Instructions to follow:
Without the pictures, print each of the records below exactly as it appears.

^^^^^^^^

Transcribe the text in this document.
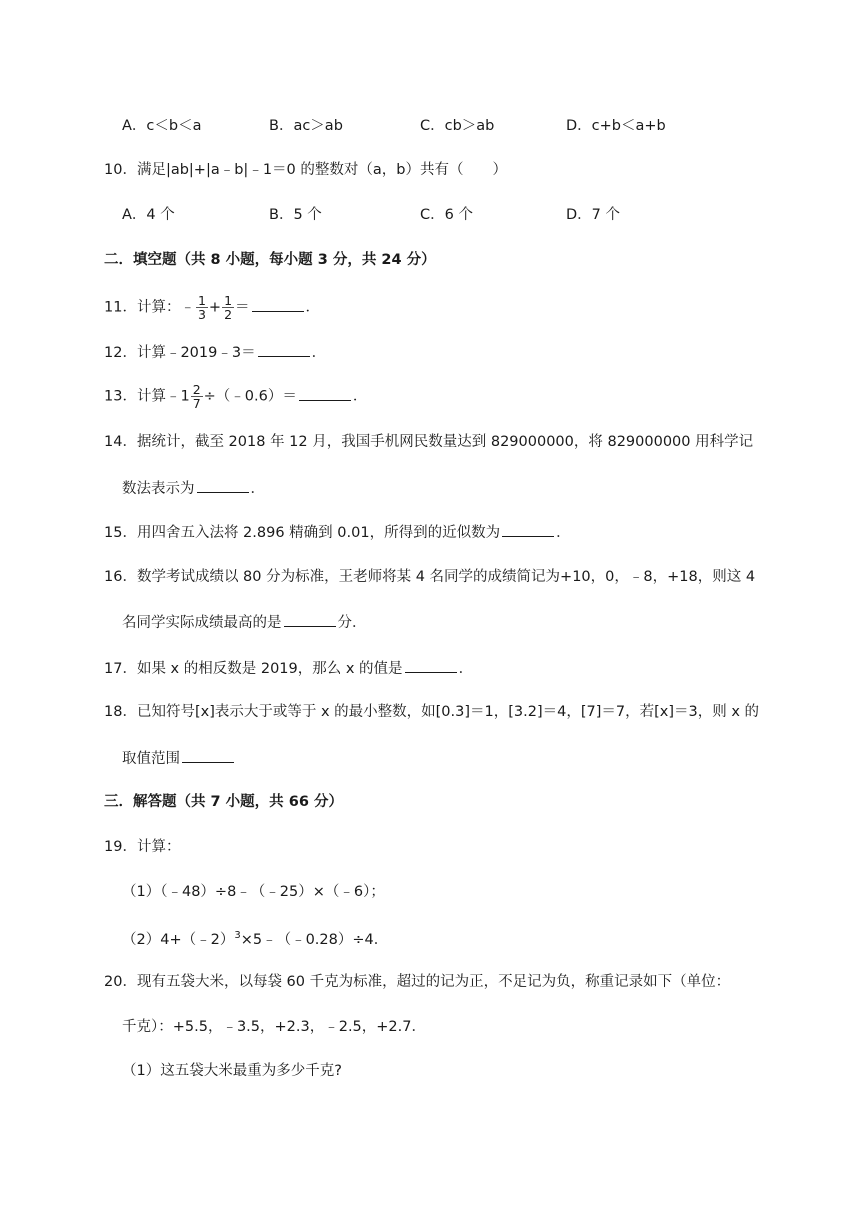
A．c＜b＜a	B．ac＞ab	C．cb＞ab	D．c+b＜a+b
10．满足|ab|+|a﹣b|﹣1＝0 的整数对（a，b）共有（　　）
A．4 个	B．5 个	C．6 个	D．7 个
二．填空题（共 8 小题，每小题 3 分，共 24 分）
11．计算：﹣ $\frac{1}{3} + \frac{1}{2}$ ＝	．
12．计算﹣2019﹣3＝	．
13．计算﹣1 $\frac{2}{7}$ ÷（﹣0.6）＝	．
14．据统计，截至 2018 年 12 月，我国手机网民数量达到 829000000，将 829000000 用科学记
数法表示为	．
15．用四舍五入法将 2.896 精确到 0.01，所得到的近似数为	．
16．数学考试成绩以 80 分为标准，王老师将某 4 名同学的成绩简记为+10，0，﹣8，+18，则这 4
名同学实际成绩最高的是	分．
17．如果 x 的相反数是 2019，那么 x 的值是	．
18．已知符号[x]表示大于或等于 x 的最小整数，如[0.3]＝1，[3.2]＝4，[7]＝7，若[x]＝3，则 x 的
取值范围
三．解答题（共 7 小题，共 66 分）
19．计算：
（1）（﹣48）÷8﹣（﹣25）×（﹣6）；
（2）4+（﹣2）$^3$×5﹣（﹣0.28）÷4．
20．现有五袋大米，以每袋 60 千克为标准，超过的记为正，不足记为负，称重记录如下（单位：
千克）：+5.5，﹣3.5，+2.3，﹣2.5，+2.7．
（1）这五袋大米最重为多少千克?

^^^^^^^^

Solution:
Transcribe the text in this document.
A．c＜b＜a	B．ac＞ab	C．cb＞ab	D．c+b＜a+b
10．满足|ab|+|a﹣b|﹣1＝0 的整数对（a，b）共有（　　）
A．4 个	B．5 个	C．6 个	D．7 个
二．填空题（共 8 小题，每小题 3 分，共 24 分）
11．计算：﹣ $\frac{1}{3} + \frac{1}{2}$ ＝	．
12．计算﹣2019﹣3＝	．
13．计算﹣1 $\frac{2}{7}$ ÷（﹣0.6）＝	．
14．据统计，截至 2018 年 12 月，我国手机网民数量达到 829000000，将 829000000 用科学记
数法表示为	．
15．用四舍五入法将 2.896 精确到 0.01，所得到的近似数为	．
16．数学考试成绩以 80 分为标准，王老师将某 4 名同学的成绩简记为+10，0，﹣8，+18，则这 4
名同学实际成绩最高的是	分．
17．如果 x 的相反数是 2019，那么 x 的值是	．
18．已知符号[x]表示大于或等于 x 的最小整数，如[0.3]＝1，[3.2]＝4，[7]＝7，若[x]＝3，则 x 的
取值范围
三．解答题（共 7 小题，共 66 分）
19．计算：
（1）（﹣48）÷8﹣（﹣25）×（﹣6）；
（2）4+（﹣2）$^3$×5﹣（﹣0.28）÷4．
20．现有五袋大米，以每袋 60 千克为标准，超过的记为正，不足记为负，称重记录如下（单位：
千克）：+5.5，﹣3.5，+2.3，﹣2.5，+2.7．
（1）这五袋大米最重为多少千克?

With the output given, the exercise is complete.